--- begin INFORMATION SUPPLIED ---
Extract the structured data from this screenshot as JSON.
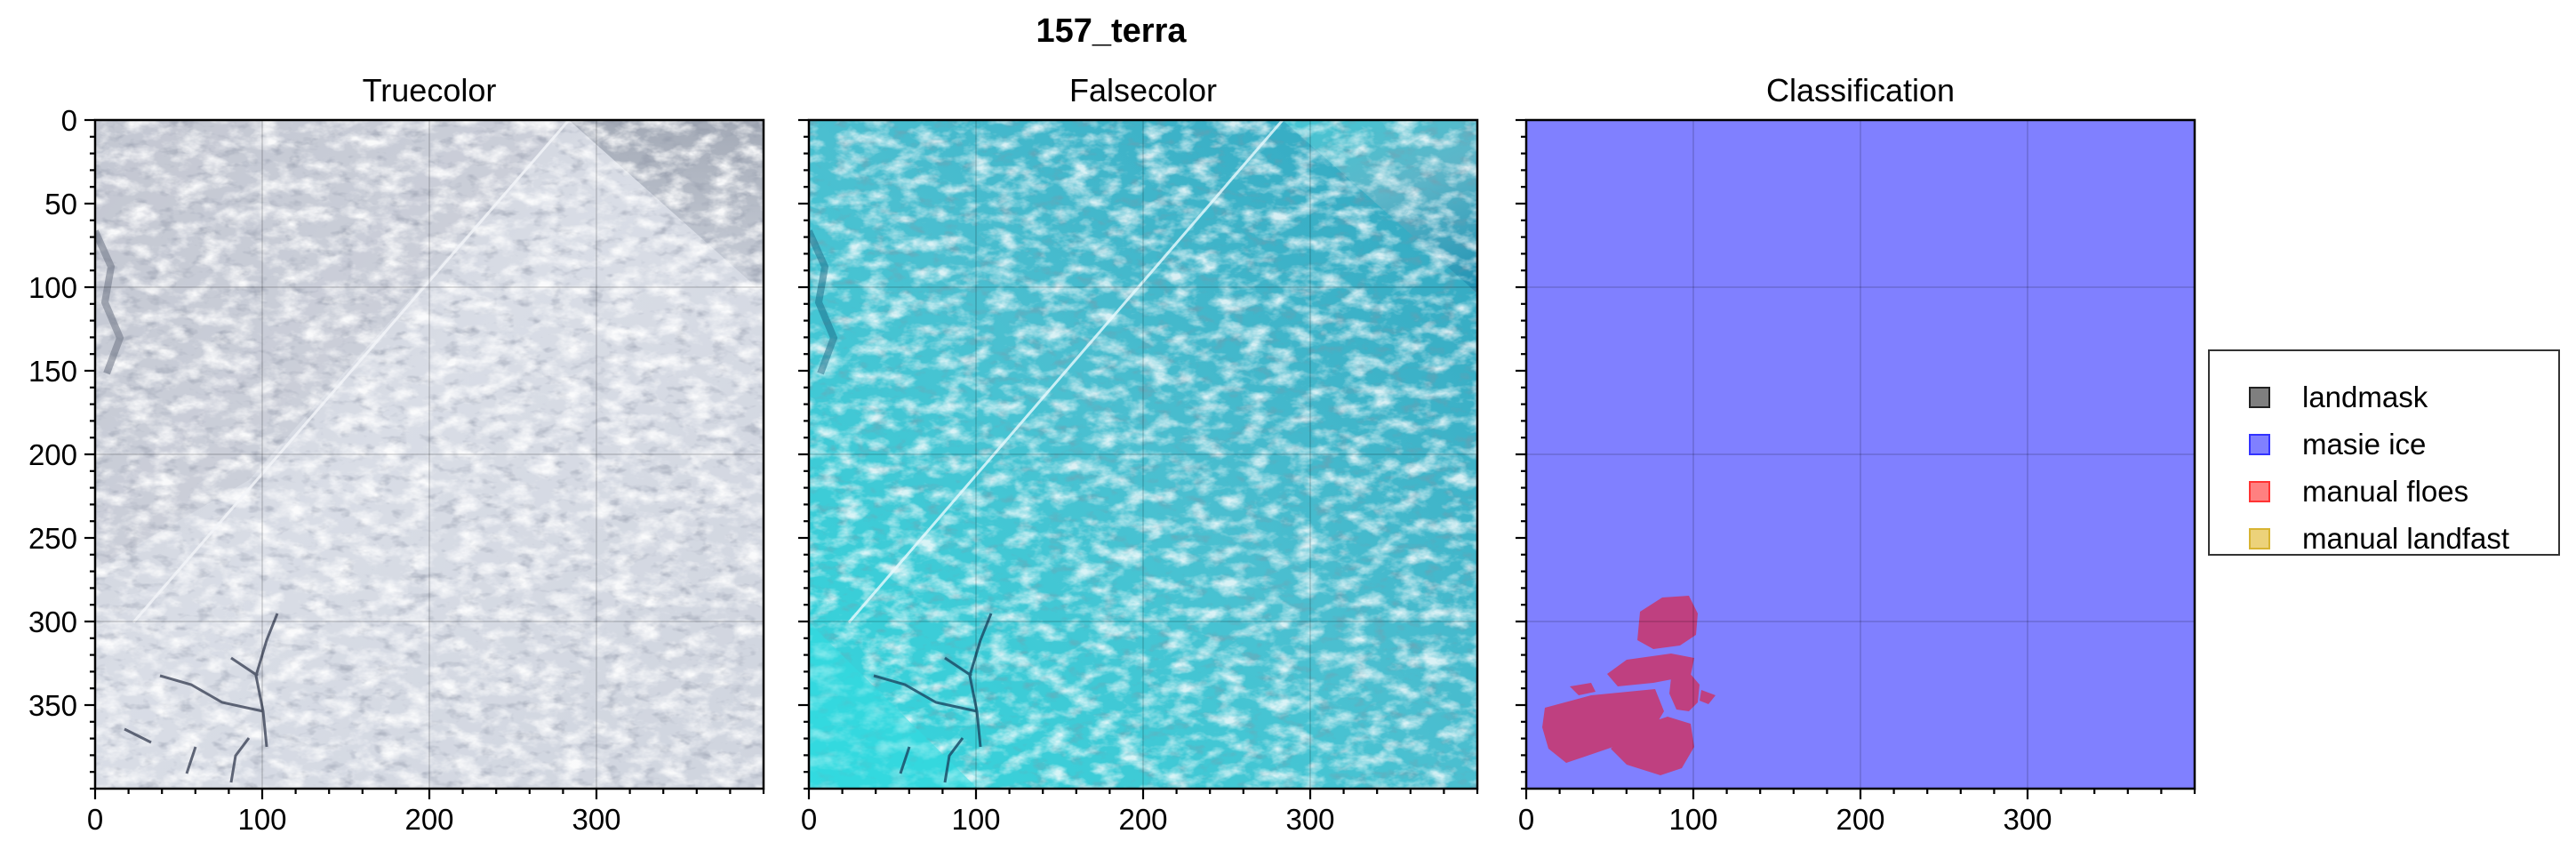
{
  "figure": {
    "suptitle": "157_terra"
  },
  "panels": [
    {
      "title": "Truecolor",
      "image": "satellite truecolor imagery of sea ice with cloud cover",
      "x_ticks": [
        "0",
        "100",
        "200",
        "300"
      ],
      "y_ticks": [
        "0",
        "50",
        "100",
        "150",
        "200",
        "250",
        "300",
        "350"
      ]
    },
    {
      "title": "Falsecolor",
      "image": "satellite falsecolor imagery, ice shown cyan",
      "x_ticks": [
        "0",
        "100",
        "200",
        "300"
      ],
      "y_ticks": []
    },
    {
      "title": "Classification",
      "image": "classification mask, masie ice in blue, manual floes in magenta",
      "x_ticks": [
        "0",
        "100",
        "200",
        "300"
      ],
      "y_ticks": []
    }
  ],
  "axes": {
    "xlim": [
      0,
      400
    ],
    "ylim": [
      400,
      0
    ],
    "grid": true
  },
  "legend": {
    "placement": "right",
    "items": [
      {
        "label": "landmask",
        "color": "#7f7f7f",
        "edge": "#222222"
      },
      {
        "label": "masie ice",
        "color": "#8080ff",
        "edge": "#3333ff"
      },
      {
        "label": "manual floes",
        "color": "#ff8080",
        "edge": "#ff3333"
      },
      {
        "label": "manual landfast",
        "color": "#ecd27a",
        "edge": "#d8b432"
      }
    ]
  },
  "classification": {
    "background_color": "#8080ff",
    "floe_color": "#bf4080"
  },
  "colors": {
    "falsecolor_ice": "#35d6dc",
    "truecolor_ice": "#d6dbe6"
  }
}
--- end INFORMATION SUPPLIED ---
*GIVEN TASK*.
Print each line of the material above exactly, with the pictures removed from your copy.

*THE RESPONSE*.
Extract the structured data from this screenshot as JSON.
{
  "figure": {
    "suptitle": "157_terra"
  },
  "panels": [
    {
      "title": "Truecolor",
      "image": "satellite truecolor imagery of sea ice with cloud cover",
      "x_ticks": [
        "0",
        "100",
        "200",
        "300"
      ],
      "y_ticks": [
        "0",
        "50",
        "100",
        "150",
        "200",
        "250",
        "300",
        "350"
      ]
    },
    {
      "title": "Falsecolor",
      "image": "satellite falsecolor imagery, ice shown cyan",
      "x_ticks": [
        "0",
        "100",
        "200",
        "300"
      ],
      "y_ticks": []
    },
    {
      "title": "Classification",
      "image": "classification mask, masie ice in blue, manual floes in magenta",
      "x_ticks": [
        "0",
        "100",
        "200",
        "300"
      ],
      "y_ticks": []
    }
  ],
  "axes": {
    "xlim": [
      0,
      400
    ],
    "ylim": [
      400,
      0
    ],
    "grid": true
  },
  "legend": {
    "placement": "right",
    "items": [
      {
        "label": "landmask",
        "color": "#7f7f7f",
        "edge": "#222222"
      },
      {
        "label": "masie ice",
        "color": "#8080ff",
        "edge": "#3333ff"
      },
      {
        "label": "manual floes",
        "color": "#ff8080",
        "edge": "#ff3333"
      },
      {
        "label": "manual landfast",
        "color": "#ecd27a",
        "edge": "#d8b432"
      }
    ]
  },
  "classification": {
    "background_color": "#8080ff",
    "floe_color": "#bf4080"
  },
  "colors": {
    "falsecolor_ice": "#35d6dc",
    "truecolor_ice": "#d6dbe6"
  }
}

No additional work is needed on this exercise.